__What is needed__: Please reproduce each of the items below word for word, with every line kept as it stands.
● ● ● ● ● ● ●
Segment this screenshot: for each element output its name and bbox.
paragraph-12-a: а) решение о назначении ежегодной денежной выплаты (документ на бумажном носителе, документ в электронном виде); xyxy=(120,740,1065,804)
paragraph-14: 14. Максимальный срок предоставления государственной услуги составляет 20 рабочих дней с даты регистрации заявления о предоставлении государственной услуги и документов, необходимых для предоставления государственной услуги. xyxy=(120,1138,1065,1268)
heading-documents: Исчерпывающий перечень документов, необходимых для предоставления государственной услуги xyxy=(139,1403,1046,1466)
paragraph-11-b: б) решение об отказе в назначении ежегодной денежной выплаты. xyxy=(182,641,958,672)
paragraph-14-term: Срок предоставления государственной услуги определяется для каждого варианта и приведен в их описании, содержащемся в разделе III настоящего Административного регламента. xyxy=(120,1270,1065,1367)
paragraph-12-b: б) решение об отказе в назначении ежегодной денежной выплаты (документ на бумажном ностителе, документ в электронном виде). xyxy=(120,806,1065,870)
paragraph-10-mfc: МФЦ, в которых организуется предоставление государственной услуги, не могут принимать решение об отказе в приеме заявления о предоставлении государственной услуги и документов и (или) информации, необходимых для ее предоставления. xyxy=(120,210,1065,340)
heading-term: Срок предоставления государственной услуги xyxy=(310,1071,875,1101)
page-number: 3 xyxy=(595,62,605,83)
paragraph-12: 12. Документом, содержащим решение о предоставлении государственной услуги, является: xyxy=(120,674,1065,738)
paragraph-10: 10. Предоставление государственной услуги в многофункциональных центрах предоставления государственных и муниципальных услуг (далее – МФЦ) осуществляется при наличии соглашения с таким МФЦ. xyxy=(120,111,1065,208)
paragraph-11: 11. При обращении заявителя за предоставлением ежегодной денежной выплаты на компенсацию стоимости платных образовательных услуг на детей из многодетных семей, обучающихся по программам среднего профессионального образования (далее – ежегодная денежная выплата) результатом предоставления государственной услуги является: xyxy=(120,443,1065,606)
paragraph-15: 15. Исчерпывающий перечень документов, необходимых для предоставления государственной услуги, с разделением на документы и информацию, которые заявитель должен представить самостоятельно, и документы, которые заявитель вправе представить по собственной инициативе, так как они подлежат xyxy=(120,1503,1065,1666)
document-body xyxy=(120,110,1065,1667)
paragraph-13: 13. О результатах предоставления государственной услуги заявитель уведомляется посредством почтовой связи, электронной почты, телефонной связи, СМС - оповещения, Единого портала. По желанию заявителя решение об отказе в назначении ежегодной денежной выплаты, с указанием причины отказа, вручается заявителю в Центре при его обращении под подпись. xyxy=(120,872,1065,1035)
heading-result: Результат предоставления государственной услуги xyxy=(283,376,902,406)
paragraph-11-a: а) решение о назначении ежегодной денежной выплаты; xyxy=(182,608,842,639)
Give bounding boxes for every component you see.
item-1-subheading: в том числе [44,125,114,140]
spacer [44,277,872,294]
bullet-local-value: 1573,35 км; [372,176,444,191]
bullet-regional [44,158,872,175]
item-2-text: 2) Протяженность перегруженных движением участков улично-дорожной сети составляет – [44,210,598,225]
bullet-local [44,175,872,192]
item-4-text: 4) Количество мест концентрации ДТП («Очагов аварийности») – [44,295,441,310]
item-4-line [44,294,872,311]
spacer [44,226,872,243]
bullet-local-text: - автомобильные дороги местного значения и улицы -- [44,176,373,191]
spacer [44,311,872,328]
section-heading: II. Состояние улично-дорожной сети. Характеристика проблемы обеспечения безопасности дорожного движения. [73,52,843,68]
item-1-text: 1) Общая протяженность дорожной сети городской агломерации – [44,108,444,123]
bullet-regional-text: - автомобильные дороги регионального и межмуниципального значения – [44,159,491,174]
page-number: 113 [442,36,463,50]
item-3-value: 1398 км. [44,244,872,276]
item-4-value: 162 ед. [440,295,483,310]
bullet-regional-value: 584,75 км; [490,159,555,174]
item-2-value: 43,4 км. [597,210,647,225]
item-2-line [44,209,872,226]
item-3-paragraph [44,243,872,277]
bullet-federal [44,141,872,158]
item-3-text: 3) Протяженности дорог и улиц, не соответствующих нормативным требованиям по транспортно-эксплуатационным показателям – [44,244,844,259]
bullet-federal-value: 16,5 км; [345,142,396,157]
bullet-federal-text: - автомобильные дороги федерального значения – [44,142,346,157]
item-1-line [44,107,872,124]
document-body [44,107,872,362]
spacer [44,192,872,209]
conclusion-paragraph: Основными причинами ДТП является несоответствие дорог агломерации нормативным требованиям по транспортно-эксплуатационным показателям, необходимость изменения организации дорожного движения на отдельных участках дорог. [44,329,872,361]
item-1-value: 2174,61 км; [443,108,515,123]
● ● ● ● ● ● ●
__Task output__:
Segment this screenshot: for each element output its name and bbox.
paragraph-12-a: а) решение о назначении ежегодной денежной выплаты (документ на бумажном носителе, документ в электронном виде); xyxy=(120,740,1065,804)
paragraph-14: 14. Максимальный срок предоставления государственной услуги составляет 20 рабочих дней с даты регистрации заявления о предоставлении государственной услуги и документов, необходимых для предоставления государственной услуги. xyxy=(120,1138,1065,1268)
heading-documents: Исчерпывающий перечень документов, необходимых для предоставления государственной услуги xyxy=(139,1403,1046,1466)
paragraph-11-b: б) решение об отказе в назначении ежегодной денежной выплаты. xyxy=(182,641,958,672)
paragraph-14-term: Срок предоставления государственной услуги определяется для каждого варианта и приведен в их описании, содержащемся в разделе III настоящего Административного регламента. xyxy=(120,1270,1065,1367)
paragraph-12-b: б) решение об отказе в назначении ежегодной денежной выплаты (документ на бумажном ностителе, документ в электронном виде). xyxy=(120,806,1065,870)
paragraph-10-mfc: МФЦ, в которых организуется предоставление государственной услуги, не могут принимать решение об отказе в приеме заявления о предоставлении государственной услуги и документов и (или) информации, необходимых для ее предоставления. xyxy=(120,210,1065,340)
heading-term: Срок предоставления государственной услуги xyxy=(310,1071,875,1101)
page-number: 3 xyxy=(595,62,605,83)
paragraph-12: 12. Документом, содержащим решение о предоставлении государственной услуги, является: xyxy=(120,674,1065,738)
paragraph-10: 10. Предоставление государственной услуги в многофункциональных центрах предоставления государственных и муниципальных услуг (далее – МФЦ) осуществляется при наличии соглашения с таким МФЦ. xyxy=(120,111,1065,208)
paragraph-11: 11. При обращении заявителя за предоставлением ежегодной денежной выплаты на компенсацию стоимости платных образовательных услуг на детей из многодетных семей, обучающихся по программам среднего профессионального образования (далее – ежегодная денежная выплата) результатом предоставления государственной услуги является: xyxy=(120,443,1065,606)
paragraph-15: 15. Исчерпывающий перечень документов, необходимых для предоставления государственной услуги, с разделением на документы и информацию, которые заявитель должен представить самостоятельно, и документы, которые заявитель вправе представить по собственной инициативе, так как они подлежат xyxy=(120,1503,1065,1666)
document-body xyxy=(120,110,1065,1667)
paragraph-13: 13. О результатах предоставления государственной услуги заявитель уведомляется посредством почтовой связи, электронной почты, телефонной связи, СМС - оповещения, Единого портала. По желанию заявителя решение об отказе в назначении ежегодной денежной выплаты, с указанием причины отказа, вручается заявителю в Центре при его обращении под подпись. xyxy=(120,872,1065,1035)
heading-result: Результат предоставления государственной услуги xyxy=(283,376,902,406)
paragraph-11-a: а) решение о назначении ежегодной денежной выплаты; xyxy=(182,608,842,639)
Give bounding boxes for every component you see.
item-1-subheading: в том числе [44,125,114,140]
spacer [44,277,872,294]
bullet-local-value: 1573,35 км; [372,176,444,191]
bullet-regional [44,158,872,175]
item-2-text: 2) Протяженность перегруженных движением участков улично-дорожной сети составляет – [44,210,598,225]
bullet-local [44,175,872,192]
item-4-text: 4) Количество мест концентрации ДТП («Очагов аварийности») – [44,295,441,310]
item-4-line [44,294,872,311]
spacer [44,226,872,243]
bullet-local-text: - автомобильные дороги местного значения и улицы -- [44,176,373,191]
spacer [44,311,872,328]
section-heading: II. Состояние улично-дорожной сети. Характеристика проблемы обеспечения безопасности дорожного движения. [73,52,843,68]
item-1-text: 1) Общая протяженность дорожной сети городской агломерации – [44,108,444,123]
bullet-regional-text: - автомобильные дороги регионального и межмуниципального значения – [44,159,491,174]
page-number: 113 [442,36,463,50]
item-3-value: 1398 км. [44,244,872,276]
item-4-value: 162 ед. [440,295,483,310]
bullet-regional-value: 584,75 км; [490,159,555,174]
item-2-value: 43,4 км. [597,210,647,225]
item-2-line [44,209,872,226]
item-3-paragraph [44,243,872,277]
bullet-federal [44,141,872,158]
item-3-text: 3) Протяженности дорог и улиц, не соответствующих нормативным требованиям по транспортно-эксплуатационным показателям – [44,244,844,259]
bullet-federal-value: 16,5 км; [345,142,396,157]
bullet-federal-text: - автомобильные дороги федерального значения – [44,142,346,157]
item-1-line [44,107,872,124]
document-body [44,107,872,362]
spacer [44,192,872,209]
conclusion-paragraph: Основными причинами ДТП является несоответствие дорог агломерации нормативным требованиям по транспортно-эксплуатационным показателям, необходимость изменения организации дорожного движения на отдельных участках дорог. [44,329,872,361]
item-1-value: 2174,61 км; [443,108,515,123]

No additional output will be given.